引用段落 —
+===+

如果安装失败. 请先升级一下pip. 然后重新安装scrapy即可.

最新版本的pip升级完成后. 安装依然失败, 可以根据报错信息进行一点点的调整, 多试几次pip. 直至success.

如果实在不行. 建议更换python3.9以上解释器.

五、 Scrapy实例

接下来, 我们用scrapy来完成一个超级简单的爬虫, 目标: 深入理解Scrapy工作的流程, 以及各个模块之间是如何搭配工作的.

1. 创建项目：

scrapy startproject 项目名称

示例:

scrapy startproject mySpider_2

创建好项目后, 我们可以在pycharm里观察到scrapy帮我们创建了一个文件夹, 里面的目录结构如下:

mySpider_2   # 项目所在文件夹, 建议用pycharm打开该文件夹
    ├── mySpider_2  		# 项目跟目录
    │   ├── __init__.py
    │   ├── items.py  		# 封装数据的格式
    │   ├── middlewares.py  # 所有中间件
    │   ├── pipelines.py	# 所有的管道
    │   ├── settings.py		# 爬虫配置信息
    │   └── spiders			# 爬虫文件夹, 稍后里面会写入爬虫代码
    │       └── __init__.py
    └── scrapy.cfg			# scrapy项目配置信息,不要删它,别动它,善待它.

+===+

任务要求 1 — 能否把上面这段Scrapy教程从“如果安装失败. 请先升级一下pip. 然后重新安装scrapy即可.”到“目标: 深入理解Scrapy工作的流程, 以及各个模块之间是如何搭配工作的.”的部分原样重抄一遍？

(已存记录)
+===+

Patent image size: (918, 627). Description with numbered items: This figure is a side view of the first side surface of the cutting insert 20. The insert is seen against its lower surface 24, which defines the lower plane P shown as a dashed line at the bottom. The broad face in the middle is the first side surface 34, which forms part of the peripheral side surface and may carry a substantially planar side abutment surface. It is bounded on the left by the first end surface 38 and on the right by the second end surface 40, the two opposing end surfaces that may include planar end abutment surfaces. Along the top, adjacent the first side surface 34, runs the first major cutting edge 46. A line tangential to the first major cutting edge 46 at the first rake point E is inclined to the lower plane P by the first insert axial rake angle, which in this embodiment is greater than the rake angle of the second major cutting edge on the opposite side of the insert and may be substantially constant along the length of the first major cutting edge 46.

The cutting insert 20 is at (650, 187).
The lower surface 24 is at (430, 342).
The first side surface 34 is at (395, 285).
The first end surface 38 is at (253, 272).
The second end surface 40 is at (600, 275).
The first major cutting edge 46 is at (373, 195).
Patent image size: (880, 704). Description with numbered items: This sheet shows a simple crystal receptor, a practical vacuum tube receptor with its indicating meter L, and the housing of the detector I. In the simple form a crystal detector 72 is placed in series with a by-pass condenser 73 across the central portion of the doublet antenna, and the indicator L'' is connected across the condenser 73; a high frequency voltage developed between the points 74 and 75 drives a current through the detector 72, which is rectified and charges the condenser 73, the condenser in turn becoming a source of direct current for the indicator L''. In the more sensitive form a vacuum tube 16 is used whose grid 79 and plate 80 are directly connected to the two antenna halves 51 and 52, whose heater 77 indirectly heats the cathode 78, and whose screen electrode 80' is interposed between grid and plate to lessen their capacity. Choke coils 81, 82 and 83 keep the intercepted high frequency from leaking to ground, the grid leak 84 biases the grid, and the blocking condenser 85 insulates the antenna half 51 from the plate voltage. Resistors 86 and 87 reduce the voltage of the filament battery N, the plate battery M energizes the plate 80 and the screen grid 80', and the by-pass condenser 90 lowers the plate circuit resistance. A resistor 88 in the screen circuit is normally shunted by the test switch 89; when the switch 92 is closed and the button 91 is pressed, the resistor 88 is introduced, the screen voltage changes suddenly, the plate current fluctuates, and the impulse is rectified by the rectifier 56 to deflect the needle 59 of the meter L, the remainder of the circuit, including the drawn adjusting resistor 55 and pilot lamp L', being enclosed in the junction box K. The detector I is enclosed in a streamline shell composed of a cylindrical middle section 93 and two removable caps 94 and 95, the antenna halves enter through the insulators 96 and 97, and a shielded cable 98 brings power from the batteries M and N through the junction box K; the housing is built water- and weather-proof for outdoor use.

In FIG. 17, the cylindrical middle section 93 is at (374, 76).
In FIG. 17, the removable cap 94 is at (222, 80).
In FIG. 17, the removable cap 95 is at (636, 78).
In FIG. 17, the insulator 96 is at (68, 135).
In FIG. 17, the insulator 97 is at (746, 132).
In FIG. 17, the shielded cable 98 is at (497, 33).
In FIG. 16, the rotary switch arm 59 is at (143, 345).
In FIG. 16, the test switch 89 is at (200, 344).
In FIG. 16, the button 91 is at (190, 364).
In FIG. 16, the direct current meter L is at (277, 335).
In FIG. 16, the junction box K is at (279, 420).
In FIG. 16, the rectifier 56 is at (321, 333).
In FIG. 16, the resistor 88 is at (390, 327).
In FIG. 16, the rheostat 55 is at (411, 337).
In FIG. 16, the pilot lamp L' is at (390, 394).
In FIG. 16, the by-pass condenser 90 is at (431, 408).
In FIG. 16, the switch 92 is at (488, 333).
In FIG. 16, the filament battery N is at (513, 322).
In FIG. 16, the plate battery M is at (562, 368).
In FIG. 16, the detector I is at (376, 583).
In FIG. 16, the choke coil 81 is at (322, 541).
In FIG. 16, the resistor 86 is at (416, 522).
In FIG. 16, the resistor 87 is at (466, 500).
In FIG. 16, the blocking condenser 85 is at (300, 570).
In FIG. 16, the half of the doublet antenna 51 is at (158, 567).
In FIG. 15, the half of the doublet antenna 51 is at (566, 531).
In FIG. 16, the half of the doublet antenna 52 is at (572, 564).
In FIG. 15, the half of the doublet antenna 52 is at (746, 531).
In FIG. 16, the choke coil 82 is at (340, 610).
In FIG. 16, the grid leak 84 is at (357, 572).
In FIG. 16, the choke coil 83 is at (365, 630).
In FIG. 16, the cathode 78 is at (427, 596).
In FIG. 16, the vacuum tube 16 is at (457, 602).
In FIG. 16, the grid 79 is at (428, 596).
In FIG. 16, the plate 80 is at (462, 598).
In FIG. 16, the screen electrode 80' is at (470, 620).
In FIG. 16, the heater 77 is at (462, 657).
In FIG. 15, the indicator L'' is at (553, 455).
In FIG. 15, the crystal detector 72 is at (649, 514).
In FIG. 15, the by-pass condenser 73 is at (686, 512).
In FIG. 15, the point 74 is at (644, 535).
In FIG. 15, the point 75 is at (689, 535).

+===+

任务要求 2 — 能否把已存记录中从第一行到含有“The first major cutting edge 46 is”的那一行（首尾两行都算）里的“Patent image size”换成“Figure size”，其余一字不改，并只给出这些行？

问题解答 1 —
如果安装失败. 请先升级一下pip. 然后重新安装scrapy即可.

最新版本的pip升级完成后. 安装依然失败, 可以根据报错信息进行一点点的调整, 多试几次pip. 直至success.

如果实在不行. 建议更换python3.9以上解释器.

五、 Scrapy实例

接下来, 我们用scrapy来完成一个超级简单的爬虫, 目标: 深入理解Scrapy工作的流程, 以及各个模块之间是如何搭配工作的.

问题解答 2 —
Figure size: (918, 627). Description with numbered items: This figure is a side view of the first side surface of the cutting insert 20. The insert is seen against its lower surface 24, which defines the lower plane P shown as a dashed line at the bottom. The broad face in the middle is the first side surface 34, which forms part of the peripheral side surface and may carry a substantially planar side abutment surface. It is bounded on the left by the first end surface 38 and on the right by the second end surface 40, the two opposing end surfaces that may include planar end abutment surfaces. Along the top, adjacent the first side surface 34, runs the first major cutting edge 46. A line tangential to the first major cutting edge 46 at the first rake point E is inclined to the lower plane P by the first insert axial rake angle, which in this embodiment is greater than the rake angle of the second major cutting edge on the opposite side of the insert and may be substantially constant along the length of the first major cutting edge 46.

The cutting insert 20 is at (650, 187).
The lower surface 24 is at (430, 342).
The first side surface 34 is at (395, 285).
The first end surface 38 is at (253, 272).
The second end surface 40 is at (600, 275).
The first major cutting edge 46 is at (373, 195).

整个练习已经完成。